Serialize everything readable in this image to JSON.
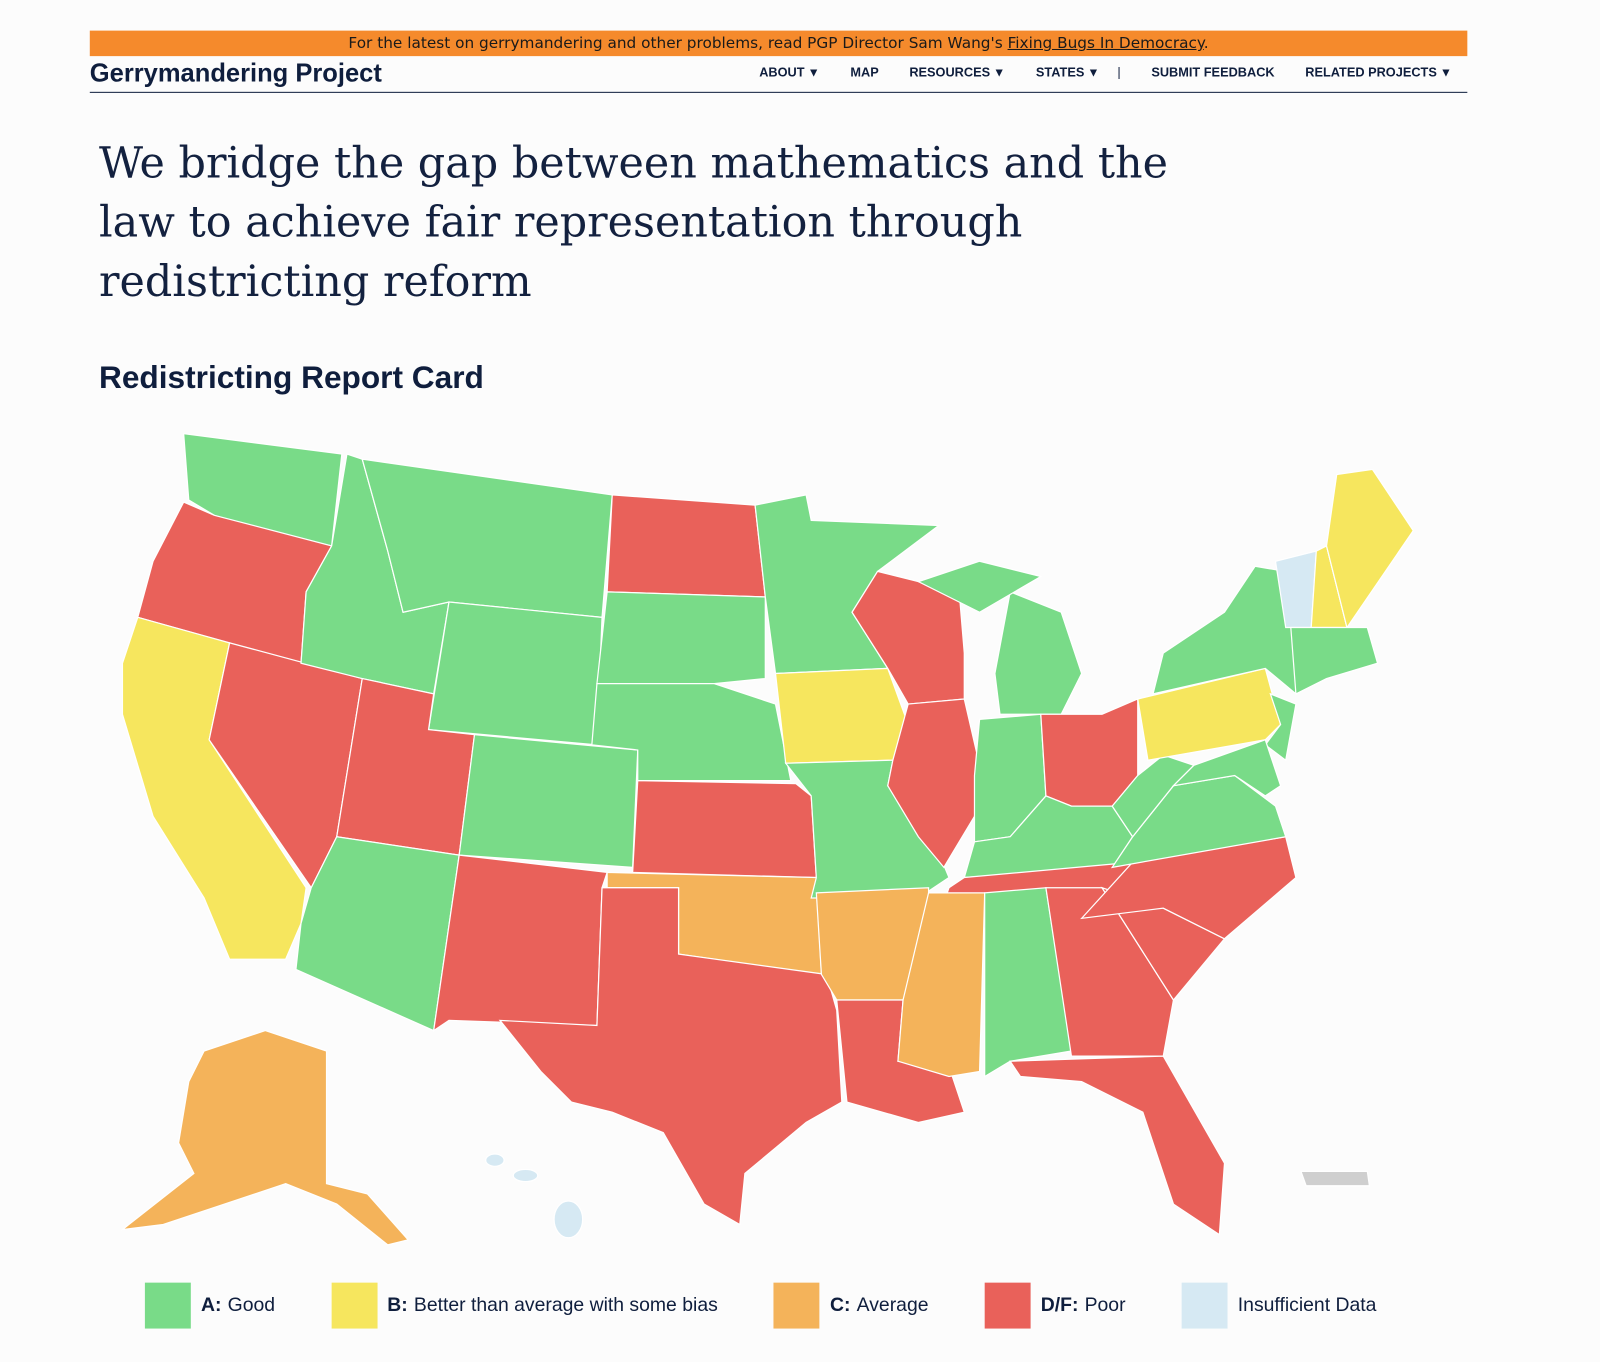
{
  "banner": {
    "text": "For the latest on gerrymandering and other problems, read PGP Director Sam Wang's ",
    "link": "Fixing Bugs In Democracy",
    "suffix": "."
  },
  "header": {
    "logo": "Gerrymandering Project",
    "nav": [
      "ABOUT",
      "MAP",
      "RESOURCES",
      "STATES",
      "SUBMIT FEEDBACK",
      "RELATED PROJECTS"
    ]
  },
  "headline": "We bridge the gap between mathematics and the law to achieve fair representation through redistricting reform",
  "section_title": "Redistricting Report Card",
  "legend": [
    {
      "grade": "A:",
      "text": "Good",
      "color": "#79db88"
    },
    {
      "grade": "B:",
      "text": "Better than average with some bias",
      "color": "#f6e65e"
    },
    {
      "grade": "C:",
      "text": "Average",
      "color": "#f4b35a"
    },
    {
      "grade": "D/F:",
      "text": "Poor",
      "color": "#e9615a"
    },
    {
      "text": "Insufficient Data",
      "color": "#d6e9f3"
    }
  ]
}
####################
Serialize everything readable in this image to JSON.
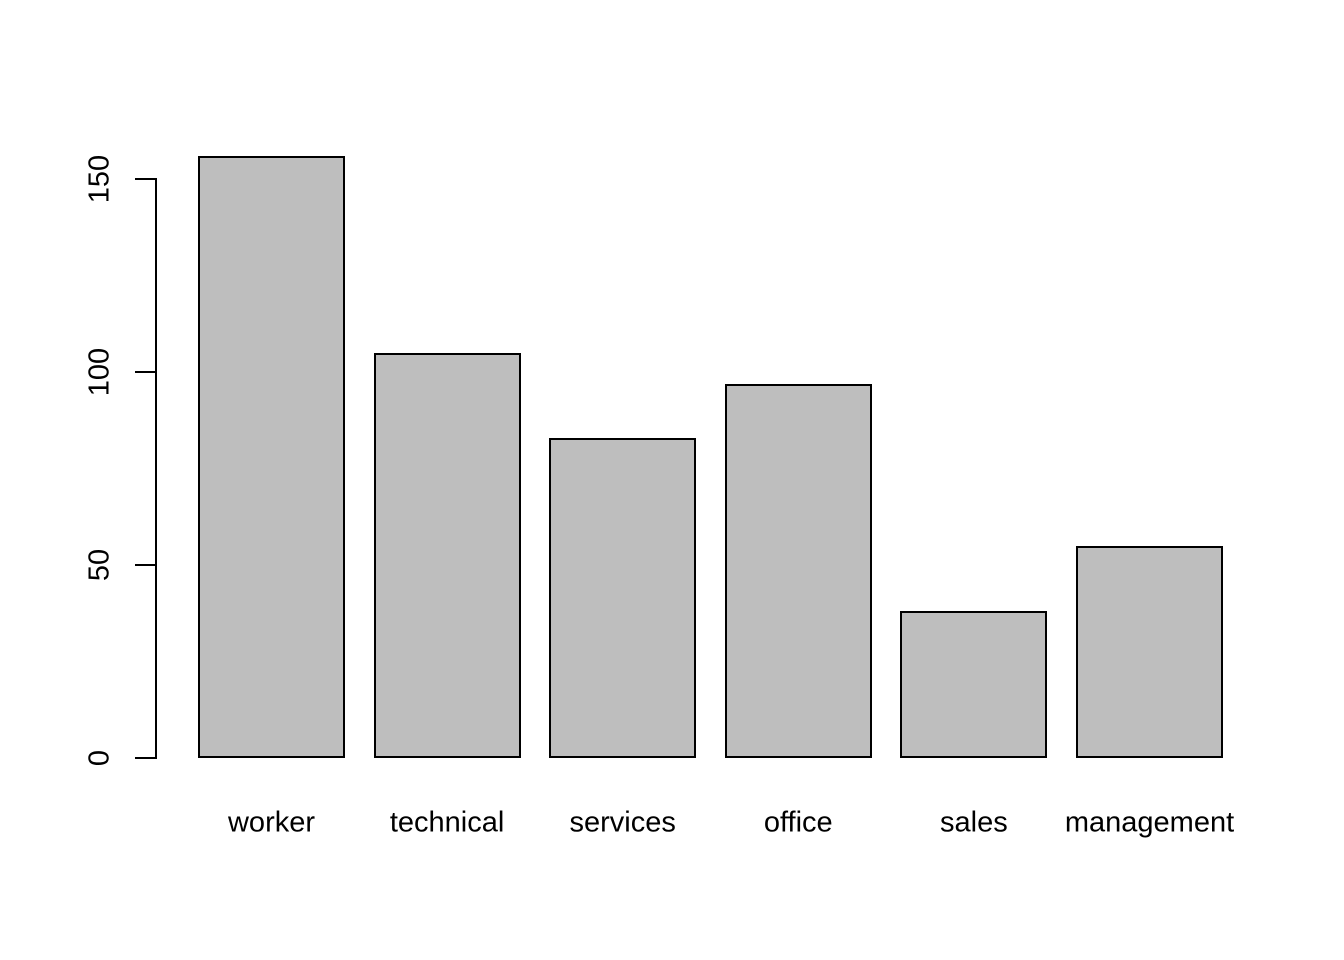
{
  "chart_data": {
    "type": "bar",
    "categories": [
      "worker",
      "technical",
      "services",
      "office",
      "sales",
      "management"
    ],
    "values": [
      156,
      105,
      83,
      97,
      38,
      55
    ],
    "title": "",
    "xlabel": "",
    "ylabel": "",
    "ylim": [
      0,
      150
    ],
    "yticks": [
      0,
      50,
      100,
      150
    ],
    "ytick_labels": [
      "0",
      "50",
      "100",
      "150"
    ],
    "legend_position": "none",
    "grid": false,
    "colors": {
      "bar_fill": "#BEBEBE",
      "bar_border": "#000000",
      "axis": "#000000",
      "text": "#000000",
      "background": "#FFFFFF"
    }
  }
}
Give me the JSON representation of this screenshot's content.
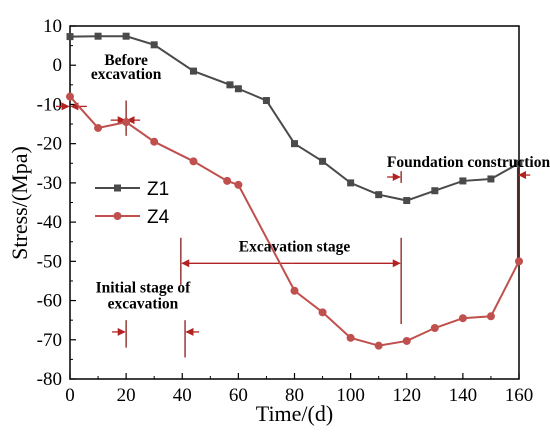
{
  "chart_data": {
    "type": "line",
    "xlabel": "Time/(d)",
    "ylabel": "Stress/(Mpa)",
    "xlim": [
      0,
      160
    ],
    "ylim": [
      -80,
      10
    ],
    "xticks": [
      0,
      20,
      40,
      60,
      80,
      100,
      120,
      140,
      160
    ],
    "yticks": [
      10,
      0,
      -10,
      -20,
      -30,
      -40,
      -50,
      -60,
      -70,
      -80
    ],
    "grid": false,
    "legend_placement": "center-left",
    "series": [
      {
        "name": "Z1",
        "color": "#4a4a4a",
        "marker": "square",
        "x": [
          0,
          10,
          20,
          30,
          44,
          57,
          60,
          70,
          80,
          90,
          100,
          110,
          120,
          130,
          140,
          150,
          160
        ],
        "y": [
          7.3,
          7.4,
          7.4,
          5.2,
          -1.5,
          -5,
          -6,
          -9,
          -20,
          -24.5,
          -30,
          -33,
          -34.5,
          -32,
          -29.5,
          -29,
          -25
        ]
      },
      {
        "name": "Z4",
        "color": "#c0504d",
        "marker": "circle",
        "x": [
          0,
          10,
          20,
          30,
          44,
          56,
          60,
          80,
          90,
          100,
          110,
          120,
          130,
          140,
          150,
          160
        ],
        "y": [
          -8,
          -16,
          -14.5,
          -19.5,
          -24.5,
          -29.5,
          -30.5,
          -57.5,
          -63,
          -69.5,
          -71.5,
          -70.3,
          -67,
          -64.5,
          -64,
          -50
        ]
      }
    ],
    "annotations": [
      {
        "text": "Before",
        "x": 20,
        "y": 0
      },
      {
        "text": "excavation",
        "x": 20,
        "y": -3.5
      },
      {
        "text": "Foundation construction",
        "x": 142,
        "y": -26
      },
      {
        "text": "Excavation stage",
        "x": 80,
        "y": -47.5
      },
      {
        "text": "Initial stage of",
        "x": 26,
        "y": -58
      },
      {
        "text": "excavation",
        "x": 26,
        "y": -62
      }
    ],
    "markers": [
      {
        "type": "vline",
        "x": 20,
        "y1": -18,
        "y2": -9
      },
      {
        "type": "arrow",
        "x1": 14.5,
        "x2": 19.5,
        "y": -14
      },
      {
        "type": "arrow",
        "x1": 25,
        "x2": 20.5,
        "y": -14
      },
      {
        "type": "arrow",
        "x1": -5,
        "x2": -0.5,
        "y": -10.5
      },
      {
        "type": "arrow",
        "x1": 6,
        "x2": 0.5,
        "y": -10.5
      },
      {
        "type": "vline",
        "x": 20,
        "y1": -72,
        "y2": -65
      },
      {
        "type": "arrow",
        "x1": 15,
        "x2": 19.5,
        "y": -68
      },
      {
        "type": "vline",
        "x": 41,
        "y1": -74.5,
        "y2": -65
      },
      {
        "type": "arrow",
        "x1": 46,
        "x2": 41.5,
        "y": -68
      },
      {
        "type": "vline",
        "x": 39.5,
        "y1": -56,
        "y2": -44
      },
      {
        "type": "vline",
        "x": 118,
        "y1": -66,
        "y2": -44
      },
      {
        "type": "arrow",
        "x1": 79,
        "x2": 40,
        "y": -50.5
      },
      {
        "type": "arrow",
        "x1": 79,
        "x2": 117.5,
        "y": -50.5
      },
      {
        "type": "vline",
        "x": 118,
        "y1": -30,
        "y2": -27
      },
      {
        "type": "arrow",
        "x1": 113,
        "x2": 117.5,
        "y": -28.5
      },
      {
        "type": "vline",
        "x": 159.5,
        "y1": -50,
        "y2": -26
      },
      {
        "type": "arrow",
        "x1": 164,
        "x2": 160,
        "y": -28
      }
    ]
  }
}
####################
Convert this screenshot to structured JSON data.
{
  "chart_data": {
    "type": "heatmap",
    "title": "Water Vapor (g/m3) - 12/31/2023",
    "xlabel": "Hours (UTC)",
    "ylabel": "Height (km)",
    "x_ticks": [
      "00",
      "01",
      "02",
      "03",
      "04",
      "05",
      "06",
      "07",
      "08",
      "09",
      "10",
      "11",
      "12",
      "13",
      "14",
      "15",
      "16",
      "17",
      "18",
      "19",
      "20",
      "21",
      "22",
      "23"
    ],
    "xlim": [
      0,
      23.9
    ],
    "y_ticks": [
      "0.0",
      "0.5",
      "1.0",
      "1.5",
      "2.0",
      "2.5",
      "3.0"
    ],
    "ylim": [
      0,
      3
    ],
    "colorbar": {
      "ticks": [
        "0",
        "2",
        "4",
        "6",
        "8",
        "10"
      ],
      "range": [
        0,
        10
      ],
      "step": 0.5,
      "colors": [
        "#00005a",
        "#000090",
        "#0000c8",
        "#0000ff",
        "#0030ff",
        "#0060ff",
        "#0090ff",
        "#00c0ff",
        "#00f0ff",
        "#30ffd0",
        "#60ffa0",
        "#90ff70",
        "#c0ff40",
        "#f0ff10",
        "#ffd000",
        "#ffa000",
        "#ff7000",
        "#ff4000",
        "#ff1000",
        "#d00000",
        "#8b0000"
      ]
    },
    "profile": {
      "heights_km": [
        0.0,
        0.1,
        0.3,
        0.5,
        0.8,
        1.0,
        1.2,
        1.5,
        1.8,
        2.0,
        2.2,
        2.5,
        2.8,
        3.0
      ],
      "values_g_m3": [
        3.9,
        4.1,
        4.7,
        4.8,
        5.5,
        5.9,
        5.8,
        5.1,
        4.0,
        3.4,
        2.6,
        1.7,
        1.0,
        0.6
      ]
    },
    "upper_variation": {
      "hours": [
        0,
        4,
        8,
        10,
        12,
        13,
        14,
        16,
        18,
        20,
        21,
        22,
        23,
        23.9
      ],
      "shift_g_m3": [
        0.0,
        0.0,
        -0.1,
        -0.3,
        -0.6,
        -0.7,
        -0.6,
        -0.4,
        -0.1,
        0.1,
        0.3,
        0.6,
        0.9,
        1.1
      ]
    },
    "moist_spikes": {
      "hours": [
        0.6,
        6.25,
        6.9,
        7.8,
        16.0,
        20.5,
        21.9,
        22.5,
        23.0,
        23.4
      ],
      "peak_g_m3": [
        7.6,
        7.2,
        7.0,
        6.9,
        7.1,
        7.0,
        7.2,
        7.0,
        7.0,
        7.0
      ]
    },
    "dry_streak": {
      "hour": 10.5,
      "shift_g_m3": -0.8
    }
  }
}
####################
Short exercise: From the entries above, extract each line containing "this".

Answer below:
Serialize everything readable in this image to JSON.
Serialize everything readable in this image to JSON.
Give me the JSON representation of this screenshot's content.
Convert this screenshot to structured JSON data.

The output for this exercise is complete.